▸ **What to work on**
Can you write out the whole listing exactly?

▸ **Figure contents as structured data**

## Begin

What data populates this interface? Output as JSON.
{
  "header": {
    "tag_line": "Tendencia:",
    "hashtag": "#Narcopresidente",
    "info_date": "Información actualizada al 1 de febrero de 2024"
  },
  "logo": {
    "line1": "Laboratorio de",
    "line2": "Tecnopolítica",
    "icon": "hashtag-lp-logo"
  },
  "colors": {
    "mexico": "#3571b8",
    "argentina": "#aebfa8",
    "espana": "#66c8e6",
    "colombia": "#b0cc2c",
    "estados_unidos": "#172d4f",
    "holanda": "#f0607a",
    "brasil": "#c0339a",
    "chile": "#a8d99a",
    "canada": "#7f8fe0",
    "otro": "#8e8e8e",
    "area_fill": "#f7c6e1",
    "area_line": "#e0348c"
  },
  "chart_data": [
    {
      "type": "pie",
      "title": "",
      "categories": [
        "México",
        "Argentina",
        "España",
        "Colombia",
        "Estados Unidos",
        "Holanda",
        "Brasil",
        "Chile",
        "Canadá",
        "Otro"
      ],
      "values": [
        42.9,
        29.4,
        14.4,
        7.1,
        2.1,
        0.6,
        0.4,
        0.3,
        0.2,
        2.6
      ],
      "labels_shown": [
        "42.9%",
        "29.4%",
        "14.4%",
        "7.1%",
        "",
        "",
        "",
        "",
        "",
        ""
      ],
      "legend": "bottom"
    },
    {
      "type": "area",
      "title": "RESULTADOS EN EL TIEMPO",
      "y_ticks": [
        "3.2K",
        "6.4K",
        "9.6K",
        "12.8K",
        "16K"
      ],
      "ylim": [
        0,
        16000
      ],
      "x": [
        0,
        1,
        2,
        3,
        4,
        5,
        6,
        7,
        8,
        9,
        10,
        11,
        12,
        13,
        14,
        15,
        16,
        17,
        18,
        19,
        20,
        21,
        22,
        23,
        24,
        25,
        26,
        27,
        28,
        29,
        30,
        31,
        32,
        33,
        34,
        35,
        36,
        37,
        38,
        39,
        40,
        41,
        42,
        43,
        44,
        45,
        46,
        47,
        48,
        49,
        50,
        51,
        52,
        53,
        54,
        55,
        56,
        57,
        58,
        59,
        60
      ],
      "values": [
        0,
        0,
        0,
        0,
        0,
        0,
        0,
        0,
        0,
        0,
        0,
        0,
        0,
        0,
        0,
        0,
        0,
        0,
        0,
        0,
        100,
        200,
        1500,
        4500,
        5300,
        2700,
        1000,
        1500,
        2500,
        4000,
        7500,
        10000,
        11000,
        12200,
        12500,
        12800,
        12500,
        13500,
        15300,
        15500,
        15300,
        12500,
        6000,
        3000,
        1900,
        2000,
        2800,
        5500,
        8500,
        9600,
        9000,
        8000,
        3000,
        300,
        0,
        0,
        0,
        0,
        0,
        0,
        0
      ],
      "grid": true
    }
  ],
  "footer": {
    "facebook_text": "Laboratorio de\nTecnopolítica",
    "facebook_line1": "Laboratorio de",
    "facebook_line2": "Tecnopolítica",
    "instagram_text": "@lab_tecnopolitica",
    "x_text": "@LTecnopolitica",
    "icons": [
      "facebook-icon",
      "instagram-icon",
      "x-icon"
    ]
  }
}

## End

▸ **Reply to the exercise**
What data populates this interface? Output as JSON.
{
  "header": {
    "tag_line": "Tendencia:",
    "hashtag": "#Narcopresidente",
    "info_date": "Información actualizada al 1 de febrero de 2024"
  },
  "logo": {
    "line1": "Laboratorio de",
    "line2": "Tecnopolítica",
    "icon": "hashtag-lp-logo"
  },
  "colors": {
    "mexico": "#3571b8",
    "argentina": "#aebfa8",
    "espana": "#66c8e6",
    "colombia": "#b0cc2c",
    "estados_unidos": "#172d4f",
    "holanda": "#f0607a",
    "brasil": "#c0339a",
    "chile": "#a8d99a",
    "canada": "#7f8fe0",
    "otro": "#8e8e8e",
    "area_fill": "#f7c6e1",
    "area_line": "#e0348c"
  },
  "chart_data": [
    {
      "type": "pie",
      "title": "",
      "categories": [
        "México",
        "Argentina",
        "España",
        "Colombia",
        "Estados Unidos",
        "Holanda",
        "Brasil",
        "Chile",
        "Canadá",
        "Otro"
      ],
      "values": [
        42.9,
        29.4,
        14.4,
        7.1,
        2.1,
        0.6,
        0.4,
        0.3,
        0.2,
        2.6
      ],
      "labels_shown": [
        "42.9%",
        "29.4%",
        "14.4%",
        "7.1%",
        "",
        "",
        "",
        "",
        "",
        ""
      ],
      "legend": "bottom"
    },
    {
      "type": "area",
      "title": "RESULTADOS EN EL TIEMPO",
      "y_ticks": [
        "3.2K",
        "6.4K",
        "9.6K",
        "12.8K",
        "16K"
      ],
      "ylim": [
        0,
        16000
      ],
      "x": [
        0,
        1,
        2,
        3,
        4,
        5,
        6,
        7,
        8,
        9,
        10,
        11,
        12,
        13,
        14,
        15,
        16,
        17,
        18,
        19,
        20,
        21,
        22,
        23,
        24,
        25,
        26,
        27,
        28,
        29,
        30,
        31,
        32,
        33,
        34,
        35,
        36,
        37,
        38,
        39,
        40,
        41,
        42,
        43,
        44,
        45,
        46,
        47,
        48,
        49,
        50,
        51,
        52,
        53,
        54,
        55,
        56,
        57,
        58,
        59,
        60
      ],
      "values": [
        0,
        0,
        0,
        0,
        0,
        0,
        0,
        0,
        0,
        0,
        0,
        0,
        0,
        0,
        0,
        0,
        0,
        0,
        0,
        0,
        100,
        200,
        1500,
        4500,
        5300,
        2700,
        1000,
        1500,
        2500,
        4000,
        7500,
        10000,
        11000,
        12200,
        12500,
        12800,
        12500,
        13500,
        15300,
        15500,
        15300,
        12500,
        6000,
        3000,
        1900,
        2000,
        2800,
        5500,
        8500,
        9600,
        9000,
        8000,
        3000,
        300,
        0,
        0,
        0,
        0,
        0,
        0,
        0
      ],
      "grid": true
    }
  ],
  "footer": {
    "facebook_text": "Laboratorio de\nTecnopolítica",
    "facebook_line1": "Laboratorio de",
    "facebook_line2": "Tecnopolítica",
    "instagram_text": "@lab_tecnopolitica",
    "x_text": "@LTecnopolitica",
    "icons": [
      "facebook-icon",
      "instagram-icon",
      "x-icon"
    ]
  }
}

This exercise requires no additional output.